• **Problem details**:
Check each line of the data below for the word "Remove", then extract the ones that have it.

• **Extracted records**:
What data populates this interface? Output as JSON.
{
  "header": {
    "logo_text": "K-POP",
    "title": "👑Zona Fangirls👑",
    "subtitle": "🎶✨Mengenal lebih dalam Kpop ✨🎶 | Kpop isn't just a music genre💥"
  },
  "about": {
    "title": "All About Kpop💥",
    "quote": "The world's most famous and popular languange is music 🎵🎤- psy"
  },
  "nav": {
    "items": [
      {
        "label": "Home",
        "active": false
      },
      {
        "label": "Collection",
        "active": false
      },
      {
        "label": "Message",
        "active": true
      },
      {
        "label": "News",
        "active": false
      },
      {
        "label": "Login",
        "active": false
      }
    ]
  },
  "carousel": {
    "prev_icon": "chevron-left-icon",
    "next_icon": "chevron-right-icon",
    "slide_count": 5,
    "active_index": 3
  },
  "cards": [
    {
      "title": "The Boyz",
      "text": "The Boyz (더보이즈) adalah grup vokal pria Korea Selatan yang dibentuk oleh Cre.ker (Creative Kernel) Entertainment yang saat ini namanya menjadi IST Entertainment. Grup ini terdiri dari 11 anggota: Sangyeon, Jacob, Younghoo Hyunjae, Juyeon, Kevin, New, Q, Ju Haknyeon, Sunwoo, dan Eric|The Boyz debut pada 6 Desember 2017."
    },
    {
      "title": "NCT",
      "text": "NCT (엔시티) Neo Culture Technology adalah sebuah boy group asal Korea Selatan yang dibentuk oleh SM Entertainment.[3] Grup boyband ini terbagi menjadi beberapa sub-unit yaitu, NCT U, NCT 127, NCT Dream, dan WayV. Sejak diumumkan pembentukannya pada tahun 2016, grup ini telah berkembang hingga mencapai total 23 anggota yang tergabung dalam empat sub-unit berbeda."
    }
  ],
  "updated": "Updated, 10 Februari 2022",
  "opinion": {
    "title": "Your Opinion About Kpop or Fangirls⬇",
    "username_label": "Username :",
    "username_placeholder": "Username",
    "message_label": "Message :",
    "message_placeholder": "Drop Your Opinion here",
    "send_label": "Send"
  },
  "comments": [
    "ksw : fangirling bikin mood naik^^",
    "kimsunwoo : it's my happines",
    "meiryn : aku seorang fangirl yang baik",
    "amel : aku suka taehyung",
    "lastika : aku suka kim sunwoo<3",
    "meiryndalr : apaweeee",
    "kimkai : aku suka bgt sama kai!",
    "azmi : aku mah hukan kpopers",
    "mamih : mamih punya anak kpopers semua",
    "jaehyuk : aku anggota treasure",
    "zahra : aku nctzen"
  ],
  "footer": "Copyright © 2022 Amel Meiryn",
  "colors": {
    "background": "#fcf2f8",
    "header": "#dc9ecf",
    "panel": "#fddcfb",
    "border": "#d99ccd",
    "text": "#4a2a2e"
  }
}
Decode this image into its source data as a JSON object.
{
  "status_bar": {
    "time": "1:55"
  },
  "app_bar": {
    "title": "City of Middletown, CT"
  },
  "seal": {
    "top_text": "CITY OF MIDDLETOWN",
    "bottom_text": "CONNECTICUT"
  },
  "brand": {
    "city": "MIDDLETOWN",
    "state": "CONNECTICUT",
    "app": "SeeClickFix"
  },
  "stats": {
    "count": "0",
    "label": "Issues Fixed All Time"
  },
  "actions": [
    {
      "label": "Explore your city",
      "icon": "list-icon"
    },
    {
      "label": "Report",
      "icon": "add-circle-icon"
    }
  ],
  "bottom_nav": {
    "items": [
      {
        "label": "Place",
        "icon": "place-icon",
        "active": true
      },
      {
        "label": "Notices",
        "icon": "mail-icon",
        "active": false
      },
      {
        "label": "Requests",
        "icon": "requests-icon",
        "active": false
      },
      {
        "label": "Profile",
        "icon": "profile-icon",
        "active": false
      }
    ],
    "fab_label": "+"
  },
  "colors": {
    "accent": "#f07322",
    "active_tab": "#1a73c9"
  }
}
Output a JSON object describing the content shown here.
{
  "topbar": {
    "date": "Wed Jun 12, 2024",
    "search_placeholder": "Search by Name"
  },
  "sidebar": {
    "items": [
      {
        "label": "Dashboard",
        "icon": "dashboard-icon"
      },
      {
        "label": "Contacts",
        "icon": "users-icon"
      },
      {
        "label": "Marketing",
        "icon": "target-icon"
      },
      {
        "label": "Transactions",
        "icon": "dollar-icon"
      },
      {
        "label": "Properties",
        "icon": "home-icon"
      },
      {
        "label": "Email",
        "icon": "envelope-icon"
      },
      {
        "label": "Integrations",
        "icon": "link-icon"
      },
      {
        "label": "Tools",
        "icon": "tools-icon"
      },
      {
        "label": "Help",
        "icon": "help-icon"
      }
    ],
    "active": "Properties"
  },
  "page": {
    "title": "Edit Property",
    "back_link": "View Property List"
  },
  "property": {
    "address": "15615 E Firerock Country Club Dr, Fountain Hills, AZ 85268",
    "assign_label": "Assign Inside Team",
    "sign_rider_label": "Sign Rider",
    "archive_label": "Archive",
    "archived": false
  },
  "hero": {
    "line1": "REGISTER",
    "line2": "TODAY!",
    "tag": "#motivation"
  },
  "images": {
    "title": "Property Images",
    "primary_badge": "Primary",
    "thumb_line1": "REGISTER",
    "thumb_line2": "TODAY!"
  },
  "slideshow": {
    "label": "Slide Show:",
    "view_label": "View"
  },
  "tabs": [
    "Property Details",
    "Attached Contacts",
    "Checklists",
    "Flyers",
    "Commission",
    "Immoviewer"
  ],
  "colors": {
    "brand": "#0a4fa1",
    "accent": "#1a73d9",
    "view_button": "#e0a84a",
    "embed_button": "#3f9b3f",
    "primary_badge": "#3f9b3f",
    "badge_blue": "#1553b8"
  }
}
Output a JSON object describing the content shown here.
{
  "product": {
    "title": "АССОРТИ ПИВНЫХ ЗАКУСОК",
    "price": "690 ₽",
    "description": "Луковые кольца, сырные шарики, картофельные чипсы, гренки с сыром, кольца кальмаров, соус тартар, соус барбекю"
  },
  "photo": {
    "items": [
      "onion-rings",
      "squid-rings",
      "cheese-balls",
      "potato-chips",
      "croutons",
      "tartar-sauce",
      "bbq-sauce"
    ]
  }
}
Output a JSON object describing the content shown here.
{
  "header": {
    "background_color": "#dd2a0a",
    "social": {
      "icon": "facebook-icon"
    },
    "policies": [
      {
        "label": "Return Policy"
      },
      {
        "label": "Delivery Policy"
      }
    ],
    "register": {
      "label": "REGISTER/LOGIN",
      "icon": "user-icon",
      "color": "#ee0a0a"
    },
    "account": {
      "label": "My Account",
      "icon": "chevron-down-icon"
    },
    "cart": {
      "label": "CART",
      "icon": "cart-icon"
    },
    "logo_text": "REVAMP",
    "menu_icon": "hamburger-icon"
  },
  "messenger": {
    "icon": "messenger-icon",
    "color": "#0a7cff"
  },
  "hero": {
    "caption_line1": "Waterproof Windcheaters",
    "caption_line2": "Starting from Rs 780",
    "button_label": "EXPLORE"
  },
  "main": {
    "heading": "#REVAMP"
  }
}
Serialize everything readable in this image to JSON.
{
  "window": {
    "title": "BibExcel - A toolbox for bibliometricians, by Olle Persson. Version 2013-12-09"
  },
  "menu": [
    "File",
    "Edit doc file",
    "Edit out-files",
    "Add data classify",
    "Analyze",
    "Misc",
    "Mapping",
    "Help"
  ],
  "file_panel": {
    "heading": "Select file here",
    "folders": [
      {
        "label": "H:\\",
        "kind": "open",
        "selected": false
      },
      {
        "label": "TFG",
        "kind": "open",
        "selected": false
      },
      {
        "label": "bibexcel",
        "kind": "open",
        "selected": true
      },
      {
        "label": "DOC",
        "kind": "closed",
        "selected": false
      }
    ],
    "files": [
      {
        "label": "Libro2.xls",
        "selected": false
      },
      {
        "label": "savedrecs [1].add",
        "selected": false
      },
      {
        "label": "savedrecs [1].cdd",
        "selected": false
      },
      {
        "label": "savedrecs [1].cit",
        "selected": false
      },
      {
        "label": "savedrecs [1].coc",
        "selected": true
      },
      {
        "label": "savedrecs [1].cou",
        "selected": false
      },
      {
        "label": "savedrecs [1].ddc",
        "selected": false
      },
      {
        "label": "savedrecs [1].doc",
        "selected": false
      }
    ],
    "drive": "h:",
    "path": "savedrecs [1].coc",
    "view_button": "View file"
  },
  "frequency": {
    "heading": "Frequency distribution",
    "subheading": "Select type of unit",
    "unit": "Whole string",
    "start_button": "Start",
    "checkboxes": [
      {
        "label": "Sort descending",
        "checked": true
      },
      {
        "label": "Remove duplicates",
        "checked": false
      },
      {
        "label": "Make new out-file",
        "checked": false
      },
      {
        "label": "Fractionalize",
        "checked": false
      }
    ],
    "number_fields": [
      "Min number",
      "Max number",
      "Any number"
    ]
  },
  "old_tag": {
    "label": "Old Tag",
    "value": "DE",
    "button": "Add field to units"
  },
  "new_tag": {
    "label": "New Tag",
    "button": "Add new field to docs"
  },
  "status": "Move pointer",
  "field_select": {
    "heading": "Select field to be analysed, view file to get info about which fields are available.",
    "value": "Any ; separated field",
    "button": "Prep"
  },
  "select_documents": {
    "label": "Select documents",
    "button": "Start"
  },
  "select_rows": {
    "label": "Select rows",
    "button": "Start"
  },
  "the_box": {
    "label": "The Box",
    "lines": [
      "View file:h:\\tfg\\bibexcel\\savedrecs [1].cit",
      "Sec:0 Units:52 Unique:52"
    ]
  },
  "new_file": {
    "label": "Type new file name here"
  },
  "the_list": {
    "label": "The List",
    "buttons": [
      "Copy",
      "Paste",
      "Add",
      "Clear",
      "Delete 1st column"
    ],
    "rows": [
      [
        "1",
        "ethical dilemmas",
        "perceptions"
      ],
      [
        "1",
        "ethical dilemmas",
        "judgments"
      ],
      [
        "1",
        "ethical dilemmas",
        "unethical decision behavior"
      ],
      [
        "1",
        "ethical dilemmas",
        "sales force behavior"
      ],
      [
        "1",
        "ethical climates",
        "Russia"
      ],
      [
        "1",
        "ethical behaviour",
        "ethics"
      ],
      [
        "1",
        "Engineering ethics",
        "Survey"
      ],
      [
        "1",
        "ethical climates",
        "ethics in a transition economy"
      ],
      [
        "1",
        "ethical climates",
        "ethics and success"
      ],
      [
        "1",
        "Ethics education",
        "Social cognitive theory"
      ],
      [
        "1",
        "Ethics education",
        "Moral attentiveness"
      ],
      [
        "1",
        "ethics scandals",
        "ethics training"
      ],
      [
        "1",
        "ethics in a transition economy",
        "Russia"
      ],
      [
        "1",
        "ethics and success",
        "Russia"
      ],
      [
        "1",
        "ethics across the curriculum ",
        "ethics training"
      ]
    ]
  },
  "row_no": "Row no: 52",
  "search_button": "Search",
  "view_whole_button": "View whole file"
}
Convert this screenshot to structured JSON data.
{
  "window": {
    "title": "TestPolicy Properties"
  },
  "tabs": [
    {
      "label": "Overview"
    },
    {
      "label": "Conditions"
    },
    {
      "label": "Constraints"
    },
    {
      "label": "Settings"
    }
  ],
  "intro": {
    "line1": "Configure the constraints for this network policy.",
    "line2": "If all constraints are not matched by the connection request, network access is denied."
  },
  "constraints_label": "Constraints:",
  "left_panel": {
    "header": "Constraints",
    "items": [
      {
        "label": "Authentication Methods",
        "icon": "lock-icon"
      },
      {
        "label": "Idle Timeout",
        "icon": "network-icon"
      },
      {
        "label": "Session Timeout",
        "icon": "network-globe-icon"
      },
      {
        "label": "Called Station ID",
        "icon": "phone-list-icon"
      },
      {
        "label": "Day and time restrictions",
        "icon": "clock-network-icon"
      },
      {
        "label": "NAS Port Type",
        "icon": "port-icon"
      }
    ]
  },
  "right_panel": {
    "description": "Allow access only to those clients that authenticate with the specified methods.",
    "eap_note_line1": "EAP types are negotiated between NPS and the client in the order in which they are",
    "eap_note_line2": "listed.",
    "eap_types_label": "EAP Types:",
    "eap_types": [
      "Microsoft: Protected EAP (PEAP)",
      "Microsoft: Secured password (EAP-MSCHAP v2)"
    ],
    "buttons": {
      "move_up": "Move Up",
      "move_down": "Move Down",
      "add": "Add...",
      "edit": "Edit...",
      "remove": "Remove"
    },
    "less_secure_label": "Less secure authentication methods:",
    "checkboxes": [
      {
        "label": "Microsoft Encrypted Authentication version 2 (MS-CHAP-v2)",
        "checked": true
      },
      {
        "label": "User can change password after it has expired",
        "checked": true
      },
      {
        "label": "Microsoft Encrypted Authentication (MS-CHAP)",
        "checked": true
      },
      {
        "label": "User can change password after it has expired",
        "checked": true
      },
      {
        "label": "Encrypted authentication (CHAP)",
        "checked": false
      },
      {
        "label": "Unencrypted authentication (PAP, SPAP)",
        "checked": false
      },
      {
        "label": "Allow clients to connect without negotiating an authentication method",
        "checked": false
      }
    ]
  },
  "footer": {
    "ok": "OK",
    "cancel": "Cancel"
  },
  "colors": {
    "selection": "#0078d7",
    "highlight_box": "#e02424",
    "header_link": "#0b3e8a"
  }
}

• **Solution for this task**:
        "label": "Remove duplicates",
      "remove": "Remove"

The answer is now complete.